REQUEST
Give back the entire listing verbatim.

Records contained in a dataset
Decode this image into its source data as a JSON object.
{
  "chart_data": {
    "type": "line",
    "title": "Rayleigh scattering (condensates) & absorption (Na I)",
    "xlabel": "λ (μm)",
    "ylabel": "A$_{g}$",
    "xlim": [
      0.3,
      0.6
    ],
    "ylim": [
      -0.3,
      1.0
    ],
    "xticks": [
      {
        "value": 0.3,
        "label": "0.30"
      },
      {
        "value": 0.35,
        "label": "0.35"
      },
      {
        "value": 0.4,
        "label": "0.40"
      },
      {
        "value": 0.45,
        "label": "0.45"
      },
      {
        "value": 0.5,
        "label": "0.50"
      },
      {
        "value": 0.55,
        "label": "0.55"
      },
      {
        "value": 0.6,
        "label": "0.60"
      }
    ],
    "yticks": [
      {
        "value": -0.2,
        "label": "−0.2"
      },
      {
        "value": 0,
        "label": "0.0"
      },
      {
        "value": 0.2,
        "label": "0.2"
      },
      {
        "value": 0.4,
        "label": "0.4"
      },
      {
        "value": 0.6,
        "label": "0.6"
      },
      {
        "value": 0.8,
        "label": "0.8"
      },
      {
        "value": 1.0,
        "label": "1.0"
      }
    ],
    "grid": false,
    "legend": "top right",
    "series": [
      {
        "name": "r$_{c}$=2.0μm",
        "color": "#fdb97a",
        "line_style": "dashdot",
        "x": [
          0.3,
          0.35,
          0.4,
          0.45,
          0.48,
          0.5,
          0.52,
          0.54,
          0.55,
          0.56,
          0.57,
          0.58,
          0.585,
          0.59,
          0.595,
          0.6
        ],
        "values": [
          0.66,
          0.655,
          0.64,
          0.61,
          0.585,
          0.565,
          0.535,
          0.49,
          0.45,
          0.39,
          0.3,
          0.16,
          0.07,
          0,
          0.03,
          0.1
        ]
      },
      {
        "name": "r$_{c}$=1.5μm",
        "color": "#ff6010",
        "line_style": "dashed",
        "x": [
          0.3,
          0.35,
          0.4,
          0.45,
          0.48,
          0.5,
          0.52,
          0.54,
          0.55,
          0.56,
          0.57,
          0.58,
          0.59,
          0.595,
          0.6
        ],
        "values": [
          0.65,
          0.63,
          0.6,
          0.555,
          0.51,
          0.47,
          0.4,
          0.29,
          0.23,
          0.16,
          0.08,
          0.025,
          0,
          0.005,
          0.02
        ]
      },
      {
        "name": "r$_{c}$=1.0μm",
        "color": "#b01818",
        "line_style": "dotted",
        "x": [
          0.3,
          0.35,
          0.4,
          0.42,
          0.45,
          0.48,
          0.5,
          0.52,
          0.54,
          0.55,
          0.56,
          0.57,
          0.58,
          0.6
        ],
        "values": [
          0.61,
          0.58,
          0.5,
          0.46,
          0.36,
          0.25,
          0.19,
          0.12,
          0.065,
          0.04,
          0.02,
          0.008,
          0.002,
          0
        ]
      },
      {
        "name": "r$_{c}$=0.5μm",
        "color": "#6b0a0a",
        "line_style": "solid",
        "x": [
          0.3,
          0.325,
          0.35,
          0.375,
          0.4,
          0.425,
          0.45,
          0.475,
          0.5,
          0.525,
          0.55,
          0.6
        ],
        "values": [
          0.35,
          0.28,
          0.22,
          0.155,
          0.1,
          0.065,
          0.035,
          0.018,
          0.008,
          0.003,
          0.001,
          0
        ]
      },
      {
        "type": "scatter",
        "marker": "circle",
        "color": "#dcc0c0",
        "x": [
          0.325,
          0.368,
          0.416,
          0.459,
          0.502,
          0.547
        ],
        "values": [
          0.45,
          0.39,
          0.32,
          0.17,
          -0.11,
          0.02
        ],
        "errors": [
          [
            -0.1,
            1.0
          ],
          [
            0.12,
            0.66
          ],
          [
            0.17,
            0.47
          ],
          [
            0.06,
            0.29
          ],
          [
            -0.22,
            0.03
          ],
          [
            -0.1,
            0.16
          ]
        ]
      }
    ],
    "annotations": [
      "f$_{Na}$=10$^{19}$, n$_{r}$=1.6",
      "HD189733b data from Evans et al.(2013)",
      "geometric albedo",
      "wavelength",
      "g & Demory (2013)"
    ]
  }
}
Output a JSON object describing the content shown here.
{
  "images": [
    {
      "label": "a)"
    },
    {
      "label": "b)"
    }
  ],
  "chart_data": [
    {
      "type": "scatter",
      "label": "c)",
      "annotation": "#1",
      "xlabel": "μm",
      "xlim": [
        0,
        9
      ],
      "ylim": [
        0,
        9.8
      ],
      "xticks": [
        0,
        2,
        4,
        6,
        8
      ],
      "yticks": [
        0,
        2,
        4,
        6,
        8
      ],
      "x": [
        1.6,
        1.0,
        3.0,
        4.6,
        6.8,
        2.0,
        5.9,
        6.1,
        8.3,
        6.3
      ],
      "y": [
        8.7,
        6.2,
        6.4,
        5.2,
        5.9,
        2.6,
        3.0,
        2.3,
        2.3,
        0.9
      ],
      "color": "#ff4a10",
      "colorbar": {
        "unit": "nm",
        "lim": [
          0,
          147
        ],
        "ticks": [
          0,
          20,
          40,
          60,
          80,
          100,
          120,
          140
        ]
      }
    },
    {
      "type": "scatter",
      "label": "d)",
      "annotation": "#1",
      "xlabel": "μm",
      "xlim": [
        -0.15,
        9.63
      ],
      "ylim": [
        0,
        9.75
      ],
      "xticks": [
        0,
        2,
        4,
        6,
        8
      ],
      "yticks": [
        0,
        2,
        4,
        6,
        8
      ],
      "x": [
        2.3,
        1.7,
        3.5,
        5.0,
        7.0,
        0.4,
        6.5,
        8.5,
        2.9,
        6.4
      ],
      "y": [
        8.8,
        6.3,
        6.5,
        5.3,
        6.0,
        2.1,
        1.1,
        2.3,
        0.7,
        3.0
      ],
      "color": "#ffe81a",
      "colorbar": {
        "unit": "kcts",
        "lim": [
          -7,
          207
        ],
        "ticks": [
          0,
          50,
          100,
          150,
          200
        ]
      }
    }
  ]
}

RESULT OF THIS TASK
Decode this image into its source data as a JSON object.
{
  "chart_data": {
    "type": "line",
    "title": "Rayleigh scattering (condensates) & absorption (Na I)",
    "xlabel": "λ (μm)",
    "ylabel": "A$_{g}$",
    "xlim": [
      0.3,
      0.6
    ],
    "ylim": [
      -0.3,
      1.0
    ],
    "xticks": [
      {
        "value": 0.3,
        "label": "0.30"
      },
      {
        "value": 0.35,
        "label": "0.35"
      },
      {
        "value": 0.4,
        "label": "0.40"
      },
      {
        "value": 0.45,
        "label": "0.45"
      },
      {
        "value": 0.5,
        "label": "0.50"
      },
      {
        "value": 0.55,
        "label": "0.55"
      },
      {
        "value": 0.6,
        "label": "0.60"
      }
    ],
    "yticks": [
      {
        "value": -0.2,
        "label": "−0.2"
      },
      {
        "value": 0,
        "label": "0.0"
      },
      {
        "value": 0.2,
        "label": "0.2"
      },
      {
        "value": 0.4,
        "label": "0.4"
      },
      {
        "value": 0.6,
        "label": "0.6"
      },
      {
        "value": 0.8,
        "label": "0.8"
      },
      {
        "value": 1.0,
        "label": "1.0"
      }
    ],
    "grid": false,
    "legend": "top right",
    "series": [
      {
        "name": "r$_{c}$=2.0μm",
        "color": "#fdb97a",
        "line_style": "dashdot",
        "x": [
          0.3,
          0.35,
          0.4,
          0.45,
          0.48,
          0.5,
          0.52,
          0.54,
          0.55,
          0.56,
          0.57,
          0.58,
          0.585,
          0.59,
          0.595,
          0.6
        ],
        "values": [
          0.66,
          0.655,
          0.64,
          0.61,
          0.585,
          0.565,
          0.535,
          0.49,
          0.45,
          0.39,
          0.3,
          0.16,
          0.07,
          0,
          0.03,
          0.1
        ]
      },
      {
        "name": "r$_{c}$=1.5μm",
        "color": "#ff6010",
        "line_style": "dashed",
        "x": [
          0.3,
          0.35,
          0.4,
          0.45,
          0.48,
          0.5,
          0.52,
          0.54,
          0.55,
          0.56,
          0.57,
          0.58,
          0.59,
          0.595,
          0.6
        ],
        "values": [
          0.65,
          0.63,
          0.6,
          0.555,
          0.51,
          0.47,
          0.4,
          0.29,
          0.23,
          0.16,
          0.08,
          0.025,
          0,
          0.005,
          0.02
        ]
      },
      {
        "name": "r$_{c}$=1.0μm",
        "color": "#b01818",
        "line_style": "dotted",
        "x": [
          0.3,
          0.35,
          0.4,
          0.42,
          0.45,
          0.48,
          0.5,
          0.52,
          0.54,
          0.55,
          0.56,
          0.57,
          0.58,
          0.6
        ],
        "values": [
          0.61,
          0.58,
          0.5,
          0.46,
          0.36,
          0.25,
          0.19,
          0.12,
          0.065,
          0.04,
          0.02,
          0.008,
          0.002,
          0
        ]
      },
      {
        "name": "r$_{c}$=0.5μm",
        "color": "#6b0a0a",
        "line_style": "solid",
        "x": [
          0.3,
          0.325,
          0.35,
          0.375,
          0.4,
          0.425,
          0.45,
          0.475,
          0.5,
          0.525,
          0.55,
          0.6
        ],
        "values": [
          0.35,
          0.28,
          0.22,
          0.155,
          0.1,
          0.065,
          0.035,
          0.018,
          0.008,
          0.003,
          0.001,
          0
        ]
      },
      {
        "type": "scatter",
        "marker": "circle",
        "color": "#dcc0c0",
        "x": [
          0.325,
          0.368,
          0.416,
          0.459,
          0.502,
          0.547
        ],
        "values": [
          0.45,
          0.39,
          0.32,
          0.17,
          -0.11,
          0.02
        ],
        "errors": [
          [
            -0.1,
            1.0
          ],
          [
            0.12,
            0.66
          ],
          [
            0.17,
            0.47
          ],
          [
            0.06,
            0.29
          ],
          [
            -0.22,
            0.03
          ],
          [
            -0.1,
            0.16
          ]
        ]
      }
    ],
    "annotations": [
      "f$_{Na}$=10$^{19}$, n$_{r}$=1.6",
      "HD189733b data from Evans et al.(2013)",
      "geometric albedo",
      "wavelength",
      "g & Demory (2013)"
    ]
  }
}
Output a JSON object describing the content shown here.
{
  "images": [
    {
      "label": "a)"
    },
    {
      "label": "b)"
    }
  ],
  "chart_data": [
    {
      "type": "scatter",
      "label": "c)",
      "annotation": "#1",
      "xlabel": "μm",
      "xlim": [
        0,
        9
      ],
      "ylim": [
        0,
        9.8
      ],
      "xticks": [
        0,
        2,
        4,
        6,
        8
      ],
      "yticks": [
        0,
        2,
        4,
        6,
        8
      ],
      "x": [
        1.6,
        1.0,
        3.0,
        4.6,
        6.8,
        2.0,
        5.9,
        6.1,
        8.3,
        6.3
      ],
      "y": [
        8.7,
        6.2,
        6.4,
        5.2,
        5.9,
        2.6,
        3.0,
        2.3,
        2.3,
        0.9
      ],
      "color": "#ff4a10",
      "colorbar": {
        "unit": "nm",
        "lim": [
          0,
          147
        ],
        "ticks": [
          0,
          20,
          40,
          60,
          80,
          100,
          120,
          140
        ]
      }
    },
    {
      "type": "scatter",
      "label": "d)",
      "annotation": "#1",
      "xlabel": "μm",
      "xlim": [
        -0.15,
        9.63
      ],
      "ylim": [
        0,
        9.75
      ],
      "xticks": [
        0,
        2,
        4,
        6,
        8
      ],
      "yticks": [
        0,
        2,
        4,
        6,
        8
      ],
      "x": [
        2.3,
        1.7,
        3.5,
        5.0,
        7.0,
        0.4,
        6.5,
        8.5,
        2.9,
        6.4
      ],
      "y": [
        8.8,
        6.3,
        6.5,
        5.3,
        6.0,
        2.1,
        1.1,
        2.3,
        0.7,
        3.0
      ],
      "color": "#ffe81a",
      "colorbar": {
        "unit": "kcts",
        "lim": [
          -7,
          207
        ],
        "ticks": [
          0,
          50,
          100,
          150,
          200
        ]
      }
    }
  ]
}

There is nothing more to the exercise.